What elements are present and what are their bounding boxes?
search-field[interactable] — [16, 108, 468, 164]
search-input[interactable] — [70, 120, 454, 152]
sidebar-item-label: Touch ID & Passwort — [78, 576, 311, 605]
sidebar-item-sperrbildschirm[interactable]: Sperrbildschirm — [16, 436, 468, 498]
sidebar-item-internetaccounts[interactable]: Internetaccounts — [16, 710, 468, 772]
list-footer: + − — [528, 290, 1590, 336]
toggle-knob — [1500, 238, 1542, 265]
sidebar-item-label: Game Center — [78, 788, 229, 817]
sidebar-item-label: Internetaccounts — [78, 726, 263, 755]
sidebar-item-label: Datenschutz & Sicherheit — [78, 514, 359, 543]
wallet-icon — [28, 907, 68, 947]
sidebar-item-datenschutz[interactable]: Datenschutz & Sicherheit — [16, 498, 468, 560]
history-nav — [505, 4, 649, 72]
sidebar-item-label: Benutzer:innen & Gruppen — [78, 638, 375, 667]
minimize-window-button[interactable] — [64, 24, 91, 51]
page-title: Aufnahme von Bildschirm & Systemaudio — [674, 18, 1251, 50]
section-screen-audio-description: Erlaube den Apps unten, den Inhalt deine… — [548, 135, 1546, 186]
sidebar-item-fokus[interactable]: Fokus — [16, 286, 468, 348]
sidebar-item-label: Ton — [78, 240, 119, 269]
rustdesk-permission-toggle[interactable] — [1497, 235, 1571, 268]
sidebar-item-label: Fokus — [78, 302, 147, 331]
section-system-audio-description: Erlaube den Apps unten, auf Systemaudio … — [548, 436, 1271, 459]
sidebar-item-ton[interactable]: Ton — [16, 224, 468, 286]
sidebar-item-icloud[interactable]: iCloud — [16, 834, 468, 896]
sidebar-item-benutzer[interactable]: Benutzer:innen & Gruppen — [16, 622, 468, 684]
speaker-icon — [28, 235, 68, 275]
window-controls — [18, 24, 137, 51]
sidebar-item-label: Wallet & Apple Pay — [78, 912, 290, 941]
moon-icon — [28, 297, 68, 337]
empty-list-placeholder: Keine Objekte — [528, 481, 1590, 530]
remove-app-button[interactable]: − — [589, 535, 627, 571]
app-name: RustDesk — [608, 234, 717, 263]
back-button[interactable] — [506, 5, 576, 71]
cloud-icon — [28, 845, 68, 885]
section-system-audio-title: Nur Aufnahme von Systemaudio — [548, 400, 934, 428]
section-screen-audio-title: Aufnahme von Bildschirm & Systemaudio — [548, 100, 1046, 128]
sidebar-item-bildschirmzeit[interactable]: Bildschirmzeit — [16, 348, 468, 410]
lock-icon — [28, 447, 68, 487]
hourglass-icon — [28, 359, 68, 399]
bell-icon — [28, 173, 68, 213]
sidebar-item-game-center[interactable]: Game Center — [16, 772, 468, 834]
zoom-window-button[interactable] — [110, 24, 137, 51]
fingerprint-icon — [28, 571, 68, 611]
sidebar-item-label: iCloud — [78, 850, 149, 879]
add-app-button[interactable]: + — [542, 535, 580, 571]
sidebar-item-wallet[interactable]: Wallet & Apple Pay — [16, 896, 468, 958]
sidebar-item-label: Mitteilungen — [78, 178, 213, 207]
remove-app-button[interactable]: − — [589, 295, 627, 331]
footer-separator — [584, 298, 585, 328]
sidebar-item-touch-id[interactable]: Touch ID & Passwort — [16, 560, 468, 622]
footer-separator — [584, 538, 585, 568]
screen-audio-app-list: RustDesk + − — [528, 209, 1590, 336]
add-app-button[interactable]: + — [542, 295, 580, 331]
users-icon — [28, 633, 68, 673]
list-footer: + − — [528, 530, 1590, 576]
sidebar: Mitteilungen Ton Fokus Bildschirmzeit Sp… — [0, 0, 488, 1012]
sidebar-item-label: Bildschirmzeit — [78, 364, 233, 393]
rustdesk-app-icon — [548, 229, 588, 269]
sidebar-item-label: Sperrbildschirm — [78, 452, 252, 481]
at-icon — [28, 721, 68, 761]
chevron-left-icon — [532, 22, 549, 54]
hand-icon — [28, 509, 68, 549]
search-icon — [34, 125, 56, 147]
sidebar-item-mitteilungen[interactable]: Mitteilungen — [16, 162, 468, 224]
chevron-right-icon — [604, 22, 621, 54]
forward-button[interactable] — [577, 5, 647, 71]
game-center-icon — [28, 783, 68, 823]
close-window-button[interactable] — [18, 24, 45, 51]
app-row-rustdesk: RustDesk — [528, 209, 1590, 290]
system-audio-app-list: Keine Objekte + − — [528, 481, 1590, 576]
---*---
== Work required ==
Please return all of the lines above, word for word and in the same order.

== Output ==
What elements are present and what are their bounding boxes?
search-field[interactable] — [16, 108, 468, 164]
search-input[interactable] — [70, 120, 454, 152]
sidebar-item-label: Touch ID & Passwort — [78, 576, 311, 605]
sidebar-item-sperrbildschirm[interactable]: Sperrbildschirm — [16, 436, 468, 498]
sidebar-item-internetaccounts[interactable]: Internetaccounts — [16, 710, 468, 772]
list-footer: + − — [528, 290, 1590, 336]
toggle-knob — [1500, 238, 1542, 265]
sidebar-item-label: Game Center — [78, 788, 229, 817]
sidebar-item-label: Internetaccounts — [78, 726, 263, 755]
sidebar-item-label: Datenschutz & Sicherheit — [78, 514, 359, 543]
wallet-icon — [28, 907, 68, 947]
sidebar-item-datenschutz[interactable]: Datenschutz & Sicherheit — [16, 498, 468, 560]
history-nav — [505, 4, 649, 72]
sidebar-item-label: Benutzer:innen & Gruppen — [78, 638, 375, 667]
minimize-window-button[interactable] — [64, 24, 91, 51]
page-title: Aufnahme von Bildschirm & Systemaudio — [674, 18, 1251, 50]
section-screen-audio-description: Erlaube den Apps unten, den Inhalt deine… — [548, 135, 1546, 186]
sidebar-item-fokus[interactable]: Fokus — [16, 286, 468, 348]
sidebar-item-label: Ton — [78, 240, 119, 269]
rustdesk-permission-toggle[interactable] — [1497, 235, 1571, 268]
sidebar-item-label: Fokus — [78, 302, 147, 331]
section-system-audio-description: Erlaube den Apps unten, auf Systemaudio … — [548, 436, 1271, 459]
sidebar-item-ton[interactable]: Ton — [16, 224, 468, 286]
sidebar-item-icloud[interactable]: iCloud — [16, 834, 468, 896]
sidebar-item-benutzer[interactable]: Benutzer:innen & Gruppen — [16, 622, 468, 684]
speaker-icon — [28, 235, 68, 275]
window-controls — [18, 24, 137, 51]
sidebar-item-label: Wallet & Apple Pay — [78, 912, 290, 941]
moon-icon — [28, 297, 68, 337]
empty-list-placeholder: Keine Objekte — [528, 481, 1590, 530]
remove-app-button[interactable]: − — [589, 535, 627, 571]
app-name: RustDesk — [608, 234, 717, 263]
back-button[interactable] — [506, 5, 576, 71]
cloud-icon — [28, 845, 68, 885]
section-system-audio-title: Nur Aufnahme von Systemaudio — [548, 400, 934, 428]
section-screen-audio-title: Aufnahme von Bildschirm & Systemaudio — [548, 100, 1046, 128]
sidebar-item-bildschirmzeit[interactable]: Bildschirmzeit — [16, 348, 468, 410]
lock-icon — [28, 447, 68, 487]
hourglass-icon — [28, 359, 68, 399]
bell-icon — [28, 173, 68, 213]
sidebar-item-game-center[interactable]: Game Center — [16, 772, 468, 834]
zoom-window-button[interactable] — [110, 24, 137, 51]
fingerprint-icon — [28, 571, 68, 611]
sidebar-item-label: iCloud — [78, 850, 149, 879]
add-app-button[interactable]: + — [542, 535, 580, 571]
sidebar-item-wallet[interactable]: Wallet & Apple Pay — [16, 896, 468, 958]
sidebar-item-label: Mitteilungen — [78, 178, 213, 207]
remove-app-button[interactable]: − — [589, 295, 627, 331]
footer-separator — [584, 298, 585, 328]
sidebar-item-touch-id[interactable]: Touch ID & Passwort — [16, 560, 468, 622]
footer-separator — [584, 538, 585, 568]
screen-audio-app-list: RustDesk + − — [528, 209, 1590, 336]
add-app-button[interactable]: + — [542, 295, 580, 331]
users-icon — [28, 633, 68, 673]
list-footer: + − — [528, 530, 1590, 576]
sidebar: Mitteilungen Ton Fokus Bildschirmzeit Sp… — [0, 0, 488, 1012]
sidebar-item-label: Bildschirmzeit — [78, 364, 233, 393]
rustdesk-app-icon — [548, 229, 588, 269]
sidebar-item-label: Sperrbildschirm — [78, 452, 252, 481]
at-icon — [28, 721, 68, 761]
chevron-left-icon — [532, 22, 549, 54]
hand-icon — [28, 509, 68, 549]
search-icon — [34, 125, 56, 147]
sidebar-item-mitteilungen[interactable]: Mitteilungen — [16, 162, 468, 224]
chevron-right-icon — [604, 22, 621, 54]
forward-button[interactable] — [577, 5, 647, 71]
game-center-icon — [28, 783, 68, 823]
close-window-button[interactable] — [18, 24, 45, 51]
app-row-rustdesk: RustDesk — [528, 209, 1590, 290]
system-audio-app-list: Keine Objekte + − — [528, 481, 1590, 576]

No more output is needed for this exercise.